→ **Input records**
----------

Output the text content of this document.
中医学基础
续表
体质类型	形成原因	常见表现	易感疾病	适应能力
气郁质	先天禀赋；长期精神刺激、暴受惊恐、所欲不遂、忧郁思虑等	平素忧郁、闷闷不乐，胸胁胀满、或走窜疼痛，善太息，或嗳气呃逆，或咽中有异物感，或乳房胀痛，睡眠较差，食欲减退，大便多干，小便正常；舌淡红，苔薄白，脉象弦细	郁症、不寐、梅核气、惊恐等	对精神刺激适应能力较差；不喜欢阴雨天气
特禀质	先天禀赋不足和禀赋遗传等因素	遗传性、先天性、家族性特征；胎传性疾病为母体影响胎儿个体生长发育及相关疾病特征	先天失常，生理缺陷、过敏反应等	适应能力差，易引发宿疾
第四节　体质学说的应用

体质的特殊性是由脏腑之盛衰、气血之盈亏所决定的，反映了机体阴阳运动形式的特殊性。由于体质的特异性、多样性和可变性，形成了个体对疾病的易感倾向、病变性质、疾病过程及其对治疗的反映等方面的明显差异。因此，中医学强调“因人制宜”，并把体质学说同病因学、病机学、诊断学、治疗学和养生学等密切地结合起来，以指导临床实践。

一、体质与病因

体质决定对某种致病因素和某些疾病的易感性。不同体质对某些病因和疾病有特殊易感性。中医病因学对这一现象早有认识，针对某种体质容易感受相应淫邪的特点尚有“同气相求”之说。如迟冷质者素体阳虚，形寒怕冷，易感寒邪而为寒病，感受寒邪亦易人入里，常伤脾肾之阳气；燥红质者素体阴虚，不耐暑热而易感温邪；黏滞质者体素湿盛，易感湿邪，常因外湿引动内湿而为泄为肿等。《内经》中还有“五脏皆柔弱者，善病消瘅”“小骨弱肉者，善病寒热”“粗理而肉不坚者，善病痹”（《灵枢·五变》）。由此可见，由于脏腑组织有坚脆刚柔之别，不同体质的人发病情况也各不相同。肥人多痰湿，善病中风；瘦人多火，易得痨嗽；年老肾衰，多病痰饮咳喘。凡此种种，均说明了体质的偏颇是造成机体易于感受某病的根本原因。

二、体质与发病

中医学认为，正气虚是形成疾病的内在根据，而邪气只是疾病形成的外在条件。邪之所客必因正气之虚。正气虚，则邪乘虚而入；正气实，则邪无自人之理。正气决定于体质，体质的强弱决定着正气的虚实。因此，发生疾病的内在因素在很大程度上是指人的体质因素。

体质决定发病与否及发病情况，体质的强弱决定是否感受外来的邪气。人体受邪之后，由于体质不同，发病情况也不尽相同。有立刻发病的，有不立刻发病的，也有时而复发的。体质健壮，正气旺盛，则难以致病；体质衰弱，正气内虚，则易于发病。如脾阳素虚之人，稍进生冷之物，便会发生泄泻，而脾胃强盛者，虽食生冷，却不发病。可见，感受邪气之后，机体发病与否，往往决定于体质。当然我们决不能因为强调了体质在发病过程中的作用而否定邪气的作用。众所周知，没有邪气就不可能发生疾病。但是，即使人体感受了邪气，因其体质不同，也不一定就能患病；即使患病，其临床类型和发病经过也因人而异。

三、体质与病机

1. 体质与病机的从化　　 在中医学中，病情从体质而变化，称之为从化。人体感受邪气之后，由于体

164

----------

→ **Goal**
Go through the listing above and restate it word for word.

→ **Written answer**
Output the text content of this document.
中医学基础
续表
体质类型	形成原因	常见表现	易感疾病	适应能力
气郁质	先天禀赋；长期精神刺激、暴受惊恐、所欲不遂、忧郁思虑等	平素忧郁、闷闷不乐，胸胁胀满、或走窜疼痛，善太息，或嗳气呃逆，或咽中有异物感，或乳房胀痛，睡眠较差，食欲减退，大便多干，小便正常；舌淡红，苔薄白，脉象弦细	郁症、不寐、梅核气、惊恐等	对精神刺激适应能力较差；不喜欢阴雨天气
特禀质	先天禀赋不足和禀赋遗传等因素	遗传性、先天性、家族性特征；胎传性疾病为母体影响胎儿个体生长发育及相关疾病特征	先天失常，生理缺陷、过敏反应等	适应能力差，易引发宿疾
第四节　体质学说的应用

体质的特殊性是由脏腑之盛衰、气血之盈亏所决定的，反映了机体阴阳运动形式的特殊性。由于体质的特异性、多样性和可变性，形成了个体对疾病的易感倾向、病变性质、疾病过程及其对治疗的反映等方面的明显差异。因此，中医学强调“因人制宜”，并把体质学说同病因学、病机学、诊断学、治疗学和养生学等密切地结合起来，以指导临床实践。

一、体质与病因

体质决定对某种致病因素和某些疾病的易感性。不同体质对某些病因和疾病有特殊易感性。中医病因学对这一现象早有认识，针对某种体质容易感受相应淫邪的特点尚有“同气相求”之说。如迟冷质者素体阳虚，形寒怕冷，易感寒邪而为寒病，感受寒邪亦易人入里，常伤脾肾之阳气；燥红质者素体阴虚，不耐暑热而易感温邪；黏滞质者体素湿盛，易感湿邪，常因外湿引动内湿而为泄为肿等。《内经》中还有“五脏皆柔弱者，善病消瘅”“小骨弱肉者，善病寒热”“粗理而肉不坚者，善病痹”（《灵枢·五变》）。由此可见，由于脏腑组织有坚脆刚柔之别，不同体质的人发病情况也各不相同。肥人多痰湿，善病中风；瘦人多火，易得痨嗽；年老肾衰，多病痰饮咳喘。凡此种种，均说明了体质的偏颇是造成机体易于感受某病的根本原因。

二、体质与发病

中医学认为，正气虚是形成疾病的内在根据，而邪气只是疾病形成的外在条件。邪之所客必因正气之虚。正气虚，则邪乘虚而入；正气实，则邪无自人之理。正气决定于体质，体质的强弱决定着正气的虚实。因此，发生疾病的内在因素在很大程度上是指人的体质因素。

体质决定发病与否及发病情况，体质的强弱决定是否感受外来的邪气。人体受邪之后，由于体质不同，发病情况也不尽相同。有立刻发病的，有不立刻发病的，也有时而复发的。体质健壮，正气旺盛，则难以致病；体质衰弱，正气内虚，则易于发病。如脾阳素虚之人，稍进生冷之物，便会发生泄泻，而脾胃强盛者，虽食生冷，却不发病。可见，感受邪气之后，机体发病与否，往往决定于体质。当然我们决不能因为强调了体质在发病过程中的作用而否定邪气的作用。众所周知，没有邪气就不可能发生疾病。但是，即使人体感受了邪气，因其体质不同，也不一定就能患病；即使患病，其临床类型和发病经过也因人而异。

三、体质与病机

1. 体质与病机的从化　　 在中医学中，病情从体质而变化，称之为从化。人体感受邪气之后，由于体

164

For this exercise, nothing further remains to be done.